- What to work on -
Each entry is to be transcribed exactly, with nothing added or dropped.

========================

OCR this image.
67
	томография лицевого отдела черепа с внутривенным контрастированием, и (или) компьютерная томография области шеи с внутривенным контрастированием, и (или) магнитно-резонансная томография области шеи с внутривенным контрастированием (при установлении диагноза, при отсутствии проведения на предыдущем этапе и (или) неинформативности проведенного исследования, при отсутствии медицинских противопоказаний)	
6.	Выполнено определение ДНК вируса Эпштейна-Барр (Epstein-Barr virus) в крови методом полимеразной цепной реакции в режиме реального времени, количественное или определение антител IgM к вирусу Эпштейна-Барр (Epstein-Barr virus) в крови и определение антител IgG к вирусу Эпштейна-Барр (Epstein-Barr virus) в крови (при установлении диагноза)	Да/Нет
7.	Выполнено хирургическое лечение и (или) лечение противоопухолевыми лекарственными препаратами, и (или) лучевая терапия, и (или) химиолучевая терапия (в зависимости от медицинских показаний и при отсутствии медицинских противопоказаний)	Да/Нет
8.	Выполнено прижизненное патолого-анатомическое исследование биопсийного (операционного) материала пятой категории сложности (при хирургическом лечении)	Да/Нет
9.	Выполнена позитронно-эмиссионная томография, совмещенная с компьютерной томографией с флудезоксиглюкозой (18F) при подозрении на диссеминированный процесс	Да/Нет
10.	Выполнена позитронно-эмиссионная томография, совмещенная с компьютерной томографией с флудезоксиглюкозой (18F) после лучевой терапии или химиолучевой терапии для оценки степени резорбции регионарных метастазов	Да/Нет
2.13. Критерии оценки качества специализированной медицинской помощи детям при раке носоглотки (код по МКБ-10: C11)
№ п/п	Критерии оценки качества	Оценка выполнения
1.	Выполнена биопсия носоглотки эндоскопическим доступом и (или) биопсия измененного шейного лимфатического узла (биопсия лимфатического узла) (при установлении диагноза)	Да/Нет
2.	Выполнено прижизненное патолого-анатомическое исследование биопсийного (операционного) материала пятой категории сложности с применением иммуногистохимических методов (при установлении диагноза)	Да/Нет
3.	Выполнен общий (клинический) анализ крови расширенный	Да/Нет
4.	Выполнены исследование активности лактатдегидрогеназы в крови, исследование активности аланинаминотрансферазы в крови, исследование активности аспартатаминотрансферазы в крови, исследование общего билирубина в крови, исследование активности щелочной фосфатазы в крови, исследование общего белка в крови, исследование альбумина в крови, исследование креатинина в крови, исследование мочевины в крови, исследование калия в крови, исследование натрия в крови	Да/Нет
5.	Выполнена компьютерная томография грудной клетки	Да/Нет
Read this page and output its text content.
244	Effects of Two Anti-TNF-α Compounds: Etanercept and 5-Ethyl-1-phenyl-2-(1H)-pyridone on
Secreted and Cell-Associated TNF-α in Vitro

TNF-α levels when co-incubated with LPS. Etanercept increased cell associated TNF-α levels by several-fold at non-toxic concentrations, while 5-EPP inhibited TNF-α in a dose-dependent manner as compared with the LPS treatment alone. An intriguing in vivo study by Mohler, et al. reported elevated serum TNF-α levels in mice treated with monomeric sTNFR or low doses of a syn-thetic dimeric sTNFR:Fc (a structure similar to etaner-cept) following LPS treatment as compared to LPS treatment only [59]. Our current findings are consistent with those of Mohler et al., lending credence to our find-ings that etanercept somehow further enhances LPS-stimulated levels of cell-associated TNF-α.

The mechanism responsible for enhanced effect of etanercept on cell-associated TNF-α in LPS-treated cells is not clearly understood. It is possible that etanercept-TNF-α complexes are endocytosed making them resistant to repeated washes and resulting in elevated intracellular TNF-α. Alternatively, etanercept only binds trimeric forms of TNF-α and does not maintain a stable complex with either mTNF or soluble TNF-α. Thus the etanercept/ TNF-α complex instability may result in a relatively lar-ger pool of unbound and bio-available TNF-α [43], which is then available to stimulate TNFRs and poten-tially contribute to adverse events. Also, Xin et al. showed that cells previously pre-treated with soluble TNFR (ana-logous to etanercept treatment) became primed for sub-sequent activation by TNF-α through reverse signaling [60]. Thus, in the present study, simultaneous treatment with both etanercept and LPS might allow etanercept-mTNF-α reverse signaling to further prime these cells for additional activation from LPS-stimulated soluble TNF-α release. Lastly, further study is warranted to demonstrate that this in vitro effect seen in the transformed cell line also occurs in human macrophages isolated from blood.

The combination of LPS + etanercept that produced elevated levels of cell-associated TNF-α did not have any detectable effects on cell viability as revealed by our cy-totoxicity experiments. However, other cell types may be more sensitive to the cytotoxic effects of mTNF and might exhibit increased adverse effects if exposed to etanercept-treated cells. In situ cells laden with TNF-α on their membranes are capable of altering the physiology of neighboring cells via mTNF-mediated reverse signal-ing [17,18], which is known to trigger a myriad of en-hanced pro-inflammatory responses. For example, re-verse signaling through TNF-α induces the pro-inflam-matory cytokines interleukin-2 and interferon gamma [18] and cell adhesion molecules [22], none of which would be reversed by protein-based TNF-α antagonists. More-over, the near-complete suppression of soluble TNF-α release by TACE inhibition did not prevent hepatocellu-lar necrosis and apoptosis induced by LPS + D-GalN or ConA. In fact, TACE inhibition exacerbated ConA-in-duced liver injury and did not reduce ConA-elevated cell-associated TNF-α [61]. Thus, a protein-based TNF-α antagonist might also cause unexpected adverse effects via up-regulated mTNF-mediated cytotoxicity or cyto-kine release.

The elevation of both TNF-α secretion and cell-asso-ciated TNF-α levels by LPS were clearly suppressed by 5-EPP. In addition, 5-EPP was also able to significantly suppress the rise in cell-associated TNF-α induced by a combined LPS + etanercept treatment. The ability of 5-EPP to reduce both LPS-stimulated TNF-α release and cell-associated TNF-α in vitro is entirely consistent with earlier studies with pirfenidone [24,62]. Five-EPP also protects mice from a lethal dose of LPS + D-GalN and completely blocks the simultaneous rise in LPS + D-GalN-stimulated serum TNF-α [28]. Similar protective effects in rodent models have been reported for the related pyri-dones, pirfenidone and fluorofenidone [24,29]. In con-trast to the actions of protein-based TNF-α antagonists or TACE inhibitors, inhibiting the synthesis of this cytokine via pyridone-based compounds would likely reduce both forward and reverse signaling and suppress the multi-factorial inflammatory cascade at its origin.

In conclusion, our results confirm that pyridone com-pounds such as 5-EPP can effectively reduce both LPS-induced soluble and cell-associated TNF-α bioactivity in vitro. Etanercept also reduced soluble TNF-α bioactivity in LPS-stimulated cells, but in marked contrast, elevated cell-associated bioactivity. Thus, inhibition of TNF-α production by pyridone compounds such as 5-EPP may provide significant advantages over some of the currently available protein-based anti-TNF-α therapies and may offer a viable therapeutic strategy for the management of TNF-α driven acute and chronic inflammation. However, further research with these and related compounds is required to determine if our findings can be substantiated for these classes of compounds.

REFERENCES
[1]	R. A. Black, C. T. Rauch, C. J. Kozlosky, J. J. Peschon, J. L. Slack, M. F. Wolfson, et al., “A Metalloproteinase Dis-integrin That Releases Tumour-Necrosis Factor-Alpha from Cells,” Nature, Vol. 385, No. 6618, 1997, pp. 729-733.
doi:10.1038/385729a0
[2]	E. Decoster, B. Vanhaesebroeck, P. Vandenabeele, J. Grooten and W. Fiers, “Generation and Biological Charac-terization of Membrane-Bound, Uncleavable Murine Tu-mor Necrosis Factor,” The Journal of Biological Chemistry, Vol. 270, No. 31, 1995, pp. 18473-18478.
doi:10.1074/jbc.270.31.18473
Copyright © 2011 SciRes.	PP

========================

- Answer for the task -
OCR this image.
67
	томография лицевого отдела черепа с внутривенным контрастированием, и (или) компьютерная томография области шеи с внутривенным контрастированием, и (или) магнитно-резонансная томография области шеи с внутривенным контрастированием (при установлении диагноза, при отсутствии проведения на предыдущем этапе и (или) неинформативности проведенного исследования, при отсутствии медицинских противопоказаний)	
6.	Выполнено определение ДНК вируса Эпштейна-Барр (Epstein-Barr virus) в крови методом полимеразной цепной реакции в режиме реального времени, количественное или определение антител IgM к вирусу Эпштейна-Барр (Epstein-Barr virus) в крови и определение антител IgG к вирусу Эпштейна-Барр (Epstein-Barr virus) в крови (при установлении диагноза)	Да/Нет
7.	Выполнено хирургическое лечение и (или) лечение противоопухолевыми лекарственными препаратами, и (или) лучевая терапия, и (или) химиолучевая терапия (в зависимости от медицинских показаний и при отсутствии медицинских противопоказаний)	Да/Нет
8.	Выполнено прижизненное патолого-анатомическое исследование биопсийного (операционного) материала пятой категории сложности (при хирургическом лечении)	Да/Нет
9.	Выполнена позитронно-эмиссионная томография, совмещенная с компьютерной томографией с флудезоксиглюкозой (18F) при подозрении на диссеминированный процесс	Да/Нет
10.	Выполнена позитронно-эмиссионная томография, совмещенная с компьютерной томографией с флудезоксиглюкозой (18F) после лучевой терапии или химиолучевой терапии для оценки степени резорбции регионарных метастазов	Да/Нет
2.13. Критерии оценки качества специализированной медицинской помощи детям при раке носоглотки (код по МКБ-10: C11)
№ п/п	Критерии оценки качества	Оценка выполнения
1.	Выполнена биопсия носоглотки эндоскопическим доступом и (или) биопсия измененного шейного лимфатического узла (биопсия лимфатического узла) (при установлении диагноза)	Да/Нет
2.	Выполнено прижизненное патолого-анатомическое исследование биопсийного (операционного) материала пятой категории сложности с применением иммуногистохимических методов (при установлении диагноза)	Да/Нет
3.	Выполнен общий (клинический) анализ крови расширенный	Да/Нет
4.	Выполнены исследование активности лактатдегидрогеназы в крови, исследование активности аланинаминотрансферазы в крови, исследование активности аспартатаминотрансферазы в крови, исследование общего билирубина в крови, исследование активности щелочной фосфатазы в крови, исследование общего белка в крови, исследование альбумина в крови, исследование креатинина в крови, исследование мочевины в крови, исследование калия в крови, исследование натрия в крови	Да/Нет
5.	Выполнена компьютерная томография грудной клетки	Да/Нет
Read this page and output its text content.
244	Effects of Two Anti-TNF-α Compounds: Etanercept and 5-Ethyl-1-phenyl-2-(1H)-pyridone on
Secreted and Cell-Associated TNF-α in Vitro

TNF-α levels when co-incubated with LPS. Etanercept increased cell associated TNF-α levels by several-fold at non-toxic concentrations, while 5-EPP inhibited TNF-α in a dose-dependent manner as compared with the LPS treatment alone. An intriguing in vivo study by Mohler, et al. reported elevated serum TNF-α levels in mice treated with monomeric sTNFR or low doses of a syn-thetic dimeric sTNFR:Fc (a structure similar to etaner-cept) following LPS treatment as compared to LPS treatment only [59]. Our current findings are consistent with those of Mohler et al., lending credence to our find-ings that etanercept somehow further enhances LPS-stimulated levels of cell-associated TNF-α.

The mechanism responsible for enhanced effect of etanercept on cell-associated TNF-α in LPS-treated cells is not clearly understood. It is possible that etanercept-TNF-α complexes are endocytosed making them resistant to repeated washes and resulting in elevated intracellular TNF-α. Alternatively, etanercept only binds trimeric forms of TNF-α and does not maintain a stable complex with either mTNF or soluble TNF-α. Thus the etanercept/ TNF-α complex instability may result in a relatively lar-ger pool of unbound and bio-available TNF-α [43], which is then available to stimulate TNFRs and poten-tially contribute to adverse events. Also, Xin et al. showed that cells previously pre-treated with soluble TNFR (ana-logous to etanercept treatment) became primed for sub-sequent activation by TNF-α through reverse signaling [60]. Thus, in the present study, simultaneous treatment with both etanercept and LPS might allow etanercept-mTNF-α reverse signaling to further prime these cells for additional activation from LPS-stimulated soluble TNF-α release. Lastly, further study is warranted to demonstrate that this in vitro effect seen in the transformed cell line also occurs in human macrophages isolated from blood.

The combination of LPS + etanercept that produced elevated levels of cell-associated TNF-α did not have any detectable effects on cell viability as revealed by our cy-totoxicity experiments. However, other cell types may be more sensitive to the cytotoxic effects of mTNF and might exhibit increased adverse effects if exposed to etanercept-treated cells. In situ cells laden with TNF-α on their membranes are capable of altering the physiology of neighboring cells via mTNF-mediated reverse signal-ing [17,18], which is known to trigger a myriad of en-hanced pro-inflammatory responses. For example, re-verse signaling through TNF-α induces the pro-inflam-matory cytokines interleukin-2 and interferon gamma [18] and cell adhesion molecules [22], none of which would be reversed by protein-based TNF-α antagonists. More-over, the near-complete suppression of soluble TNF-α release by TACE inhibition did not prevent hepatocellu-lar necrosis and apoptosis induced by LPS + D-GalN or ConA. In fact, TACE inhibition exacerbated ConA-in-duced liver injury and did not reduce ConA-elevated cell-associated TNF-α [61]. Thus, a protein-based TNF-α antagonist might also cause unexpected adverse effects via up-regulated mTNF-mediated cytotoxicity or cyto-kine release.

The elevation of both TNF-α secretion and cell-asso-ciated TNF-α levels by LPS were clearly suppressed by 5-EPP. In addition, 5-EPP was also able to significantly suppress the rise in cell-associated TNF-α induced by a combined LPS + etanercept treatment. The ability of 5-EPP to reduce both LPS-stimulated TNF-α release and cell-associated TNF-α in vitro is entirely consistent with earlier studies with pirfenidone [24,62]. Five-EPP also protects mice from a lethal dose of LPS + D-GalN and completely blocks the simultaneous rise in LPS + D-GalN-stimulated serum TNF-α [28]. Similar protective effects in rodent models have been reported for the related pyri-dones, pirfenidone and fluorofenidone [24,29]. In con-trast to the actions of protein-based TNF-α antagonists or TACE inhibitors, inhibiting the synthesis of this cytokine via pyridone-based compounds would likely reduce both forward and reverse signaling and suppress the multi-factorial inflammatory cascade at its origin.

In conclusion, our results confirm that pyridone com-pounds such as 5-EPP can effectively reduce both LPS-induced soluble and cell-associated TNF-α bioactivity in vitro. Etanercept also reduced soluble TNF-α bioactivity in LPS-stimulated cells, but in marked contrast, elevated cell-associated bioactivity. Thus, inhibition of TNF-α production by pyridone compounds such as 5-EPP may provide significant advantages over some of the currently available protein-based anti-TNF-α therapies and may offer a viable therapeutic strategy for the management of TNF-α driven acute and chronic inflammation. However, further research with these and related compounds is required to determine if our findings can be substantiated for these classes of compounds.

REFERENCES
[1]	R. A. Black, C. T. Rauch, C. J. Kozlosky, J. J. Peschon, J. L. Slack, M. F. Wolfson, et al., “A Metalloproteinase Dis-integrin That Releases Tumour-Necrosis Factor-Alpha from Cells,” Nature, Vol. 385, No. 6618, 1997, pp. 729-733.
doi:10.1038/385729a0
[2]	E. Decoster, B. Vanhaesebroeck, P. Vandenabeele, J. Grooten and W. Fiers, “Generation and Biological Charac-terization of Membrane-Bound, Uncleavable Murine Tu-mor Necrosis Factor,” The Journal of Biological Chemistry, Vol. 270, No. 31, 1995, pp. 18473-18478.
doi:10.1074/jbc.270.31.18473
Copyright © 2011 SciRes.	PP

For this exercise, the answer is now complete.